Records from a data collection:

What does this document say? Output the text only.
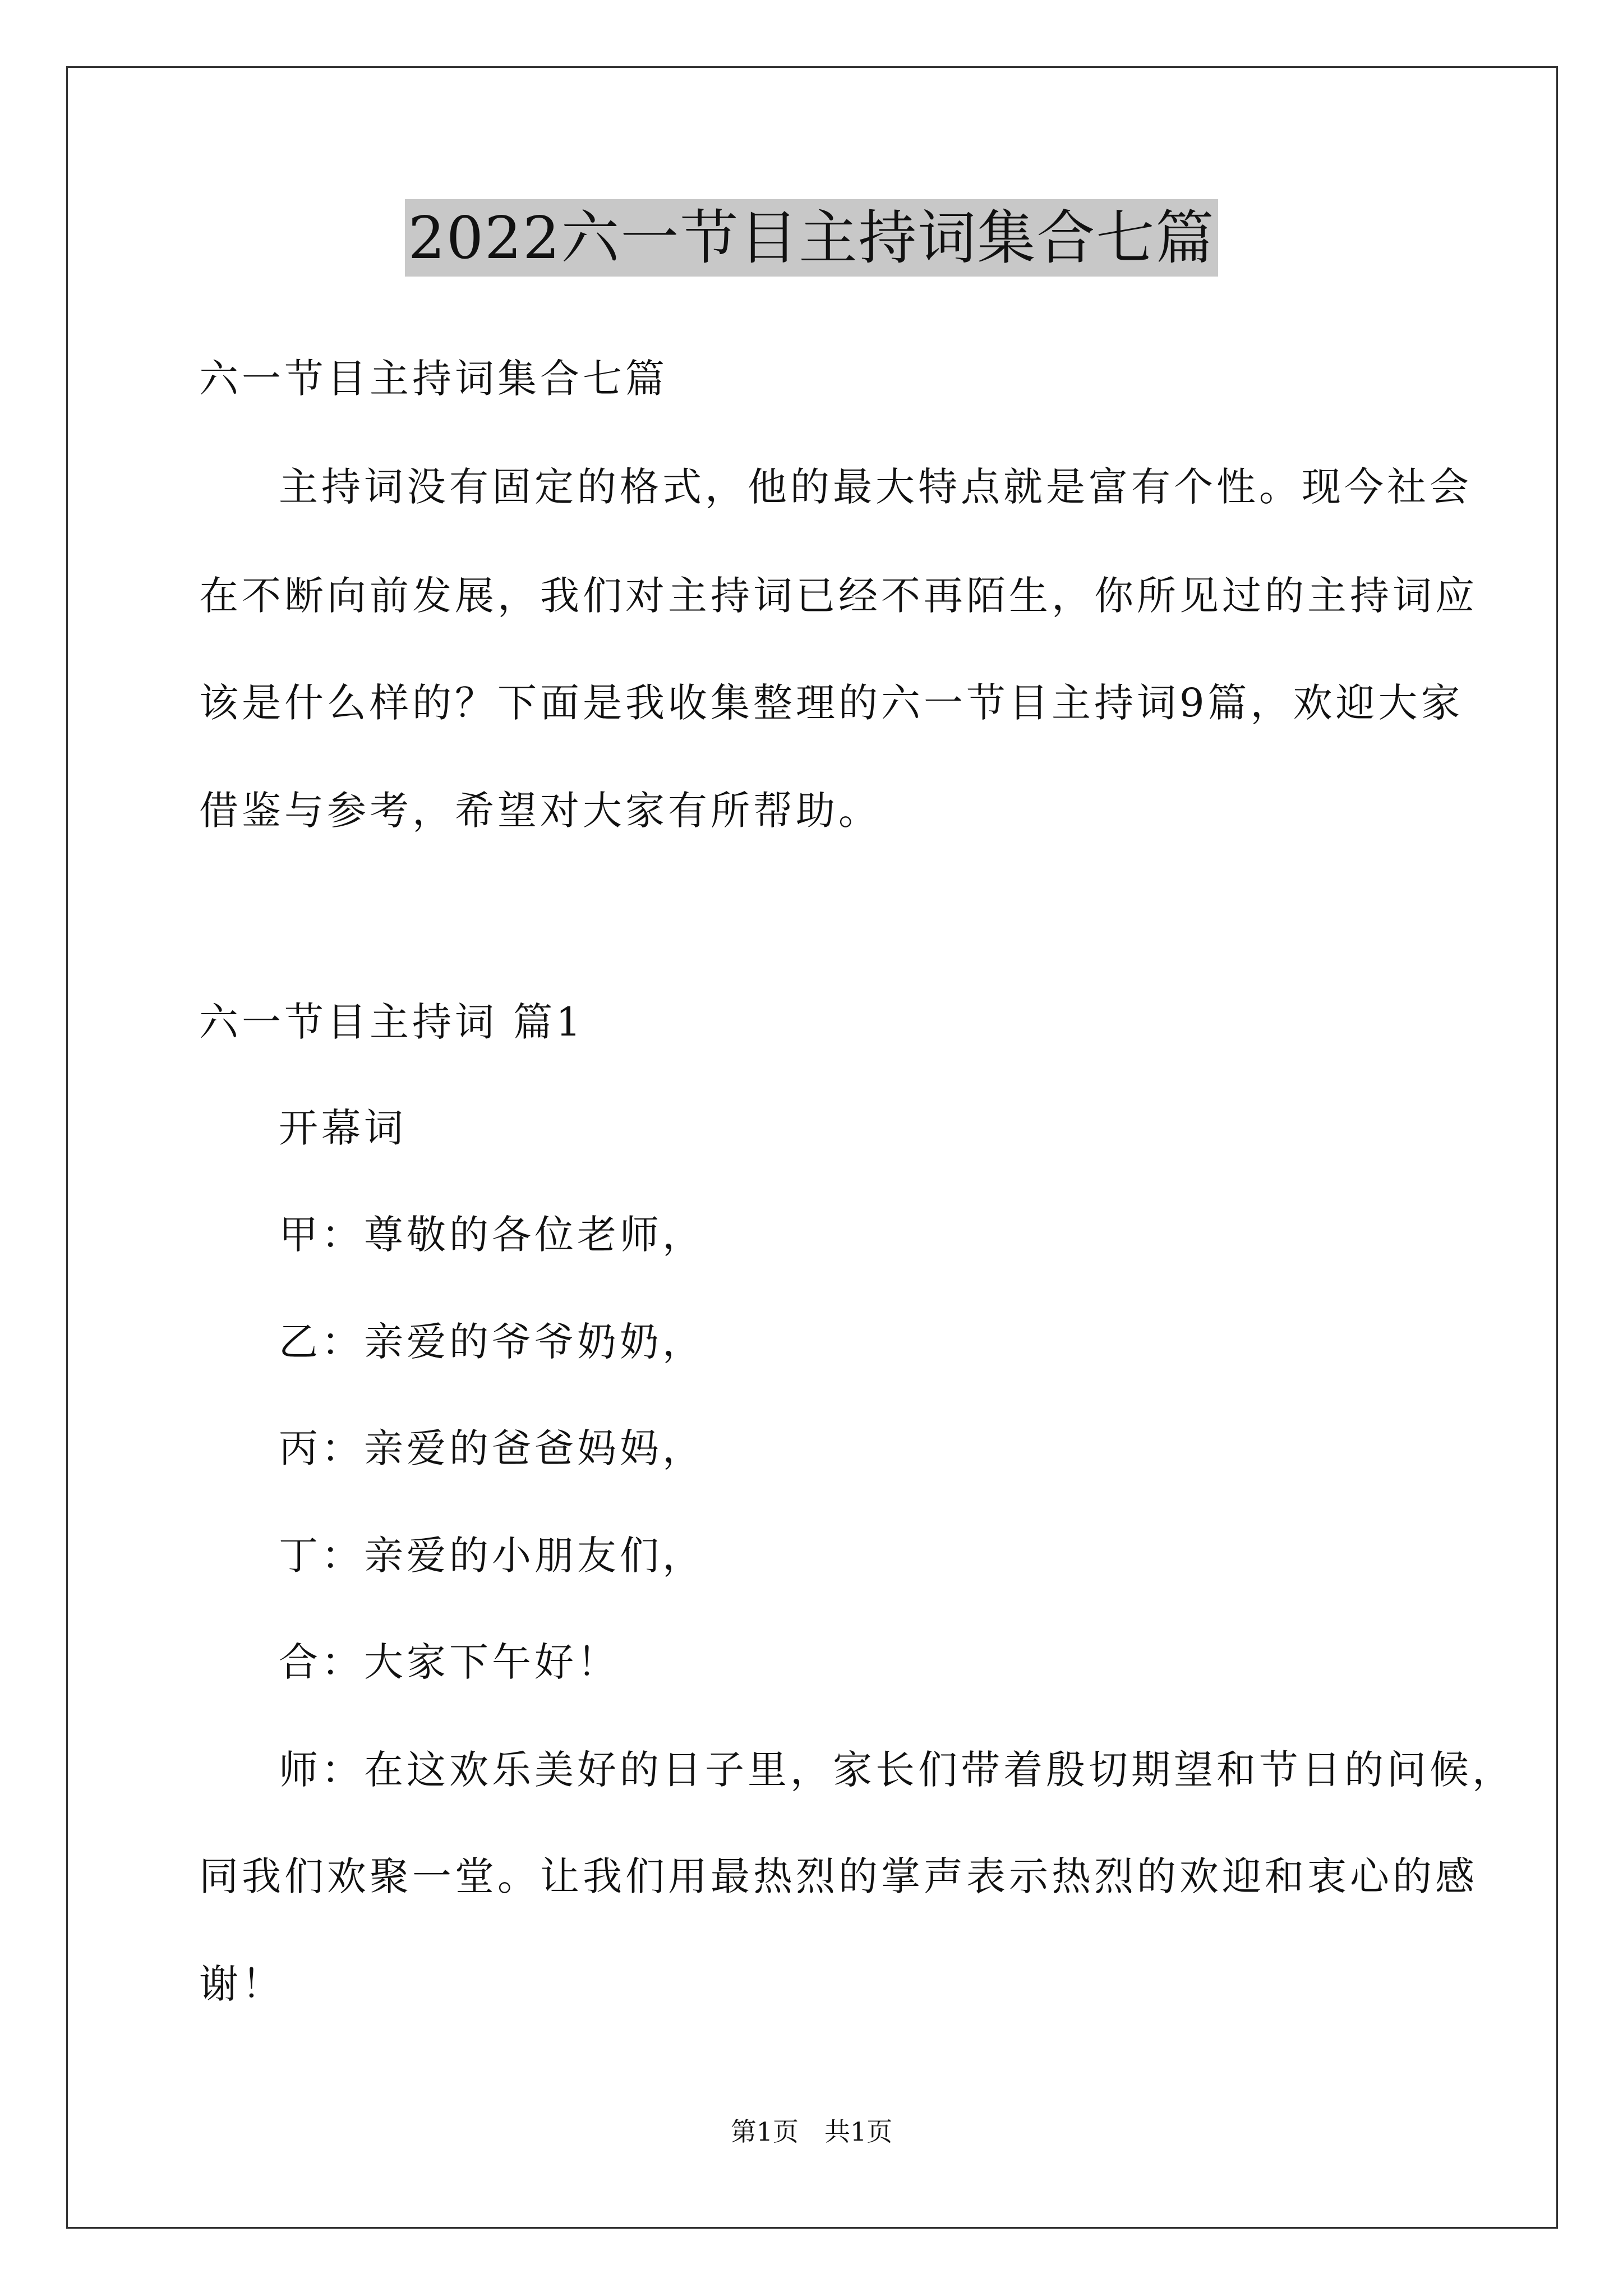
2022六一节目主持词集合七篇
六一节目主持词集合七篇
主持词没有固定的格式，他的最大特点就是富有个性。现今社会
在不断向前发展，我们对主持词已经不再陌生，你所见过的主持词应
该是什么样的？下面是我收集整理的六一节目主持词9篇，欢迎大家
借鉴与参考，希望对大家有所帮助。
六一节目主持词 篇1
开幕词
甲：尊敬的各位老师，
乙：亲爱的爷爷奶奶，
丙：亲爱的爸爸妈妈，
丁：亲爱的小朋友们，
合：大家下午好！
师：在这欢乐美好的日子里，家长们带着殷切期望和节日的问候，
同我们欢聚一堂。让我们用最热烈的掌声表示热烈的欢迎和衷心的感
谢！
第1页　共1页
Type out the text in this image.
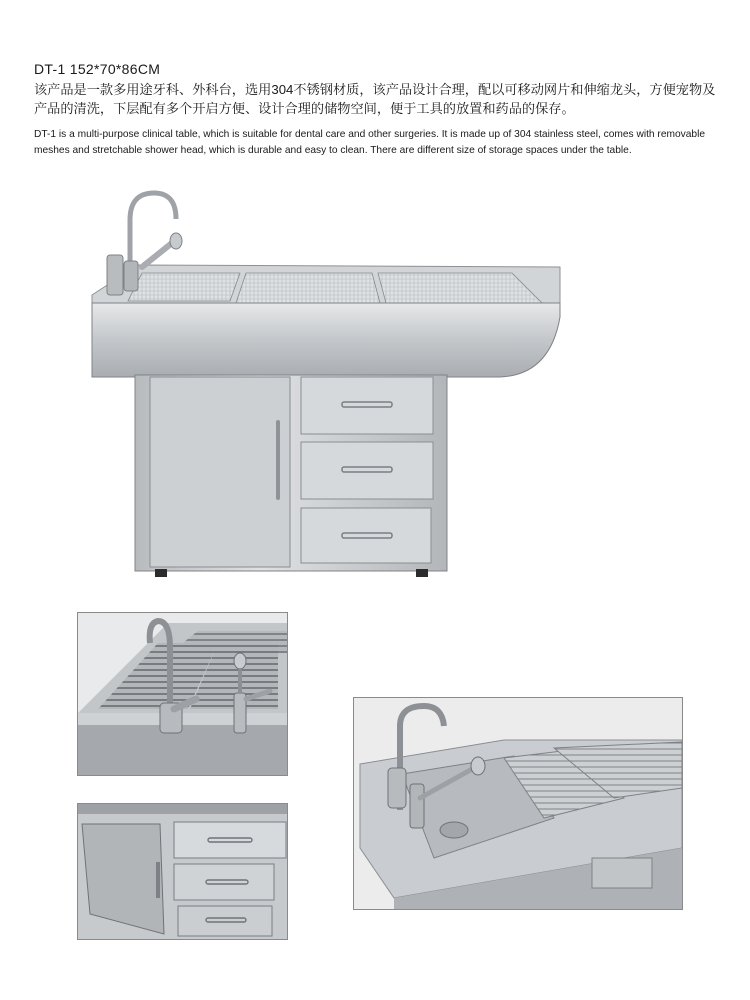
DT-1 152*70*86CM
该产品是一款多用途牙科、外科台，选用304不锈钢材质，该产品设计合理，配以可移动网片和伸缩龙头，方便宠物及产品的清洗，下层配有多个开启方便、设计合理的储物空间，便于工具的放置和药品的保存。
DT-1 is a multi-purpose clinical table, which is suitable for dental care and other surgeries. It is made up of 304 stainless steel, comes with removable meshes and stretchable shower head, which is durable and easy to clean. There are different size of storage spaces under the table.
...
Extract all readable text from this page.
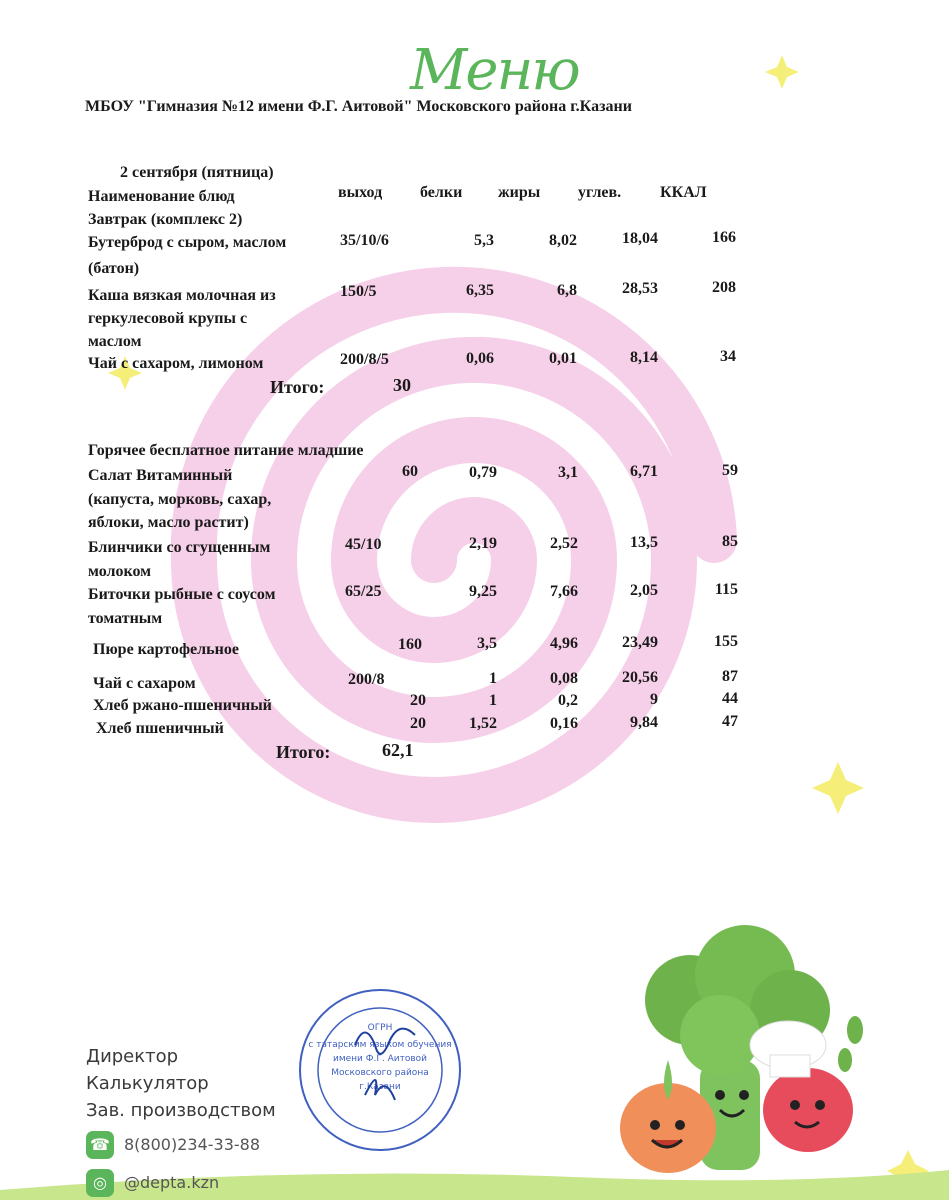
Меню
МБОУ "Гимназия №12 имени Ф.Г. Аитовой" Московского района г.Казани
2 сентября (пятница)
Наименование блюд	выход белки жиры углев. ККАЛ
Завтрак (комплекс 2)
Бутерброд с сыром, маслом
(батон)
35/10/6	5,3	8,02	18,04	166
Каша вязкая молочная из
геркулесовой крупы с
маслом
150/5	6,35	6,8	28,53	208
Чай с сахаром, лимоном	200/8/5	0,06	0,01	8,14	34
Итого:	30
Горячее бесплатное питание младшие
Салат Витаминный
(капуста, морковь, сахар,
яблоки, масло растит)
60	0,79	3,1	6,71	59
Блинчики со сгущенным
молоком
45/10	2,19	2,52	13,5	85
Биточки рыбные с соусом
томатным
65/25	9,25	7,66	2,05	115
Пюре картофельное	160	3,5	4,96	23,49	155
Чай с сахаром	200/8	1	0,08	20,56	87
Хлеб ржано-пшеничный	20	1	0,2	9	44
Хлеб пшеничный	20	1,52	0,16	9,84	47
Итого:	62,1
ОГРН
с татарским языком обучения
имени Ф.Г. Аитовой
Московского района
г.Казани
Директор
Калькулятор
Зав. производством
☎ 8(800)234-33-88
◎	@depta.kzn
==
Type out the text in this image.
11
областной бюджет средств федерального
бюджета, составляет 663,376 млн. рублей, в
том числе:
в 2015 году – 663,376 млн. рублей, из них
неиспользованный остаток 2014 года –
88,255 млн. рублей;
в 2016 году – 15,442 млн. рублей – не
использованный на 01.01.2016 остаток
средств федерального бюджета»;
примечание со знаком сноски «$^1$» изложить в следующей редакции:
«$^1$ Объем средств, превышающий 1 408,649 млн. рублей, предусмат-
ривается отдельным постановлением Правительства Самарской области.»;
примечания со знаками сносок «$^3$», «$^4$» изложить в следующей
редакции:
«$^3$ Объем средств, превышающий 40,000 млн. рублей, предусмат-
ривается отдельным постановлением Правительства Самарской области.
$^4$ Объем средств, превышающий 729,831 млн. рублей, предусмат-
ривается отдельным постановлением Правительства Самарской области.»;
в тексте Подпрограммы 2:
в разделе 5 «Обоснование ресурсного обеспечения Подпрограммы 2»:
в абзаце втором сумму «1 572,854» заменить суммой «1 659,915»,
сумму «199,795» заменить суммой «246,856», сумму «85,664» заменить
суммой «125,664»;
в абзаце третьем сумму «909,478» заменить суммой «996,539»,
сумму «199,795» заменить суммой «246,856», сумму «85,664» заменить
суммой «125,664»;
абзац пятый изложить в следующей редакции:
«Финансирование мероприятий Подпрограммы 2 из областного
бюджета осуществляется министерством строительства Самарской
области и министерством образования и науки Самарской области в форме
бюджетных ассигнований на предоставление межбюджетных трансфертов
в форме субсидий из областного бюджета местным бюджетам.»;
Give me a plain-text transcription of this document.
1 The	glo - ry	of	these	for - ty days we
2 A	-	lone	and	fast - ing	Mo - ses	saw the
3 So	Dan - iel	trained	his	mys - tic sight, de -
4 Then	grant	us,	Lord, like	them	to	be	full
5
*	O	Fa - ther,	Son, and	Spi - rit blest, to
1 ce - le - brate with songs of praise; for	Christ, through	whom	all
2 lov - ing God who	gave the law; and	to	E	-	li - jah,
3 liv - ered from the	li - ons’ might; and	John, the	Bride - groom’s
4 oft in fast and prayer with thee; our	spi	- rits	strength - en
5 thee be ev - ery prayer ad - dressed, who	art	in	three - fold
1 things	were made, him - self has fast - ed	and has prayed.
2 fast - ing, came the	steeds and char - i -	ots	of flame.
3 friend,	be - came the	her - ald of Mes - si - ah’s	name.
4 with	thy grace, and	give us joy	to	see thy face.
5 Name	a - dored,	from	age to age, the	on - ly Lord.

STATED PROBLEM: From the listing above, copy every line that holds the string "with".

WRITTEN REPLY:
DT-1 is a multi-purpose clinical table, which is suitable for dental care and other surgeries. It is made up of 304 stainless steel, comes with removable meshes and stretchable shower head, which is durable and easy to clean. There are different size of storage spaces under the table.
1 ce - le - brate with songs of praise; for	Christ, through	whom	all
4 oft in fast and prayer with thee; our	spi	- rits	strength - en
4 with	thy grace, and	give us joy	to	see thy face.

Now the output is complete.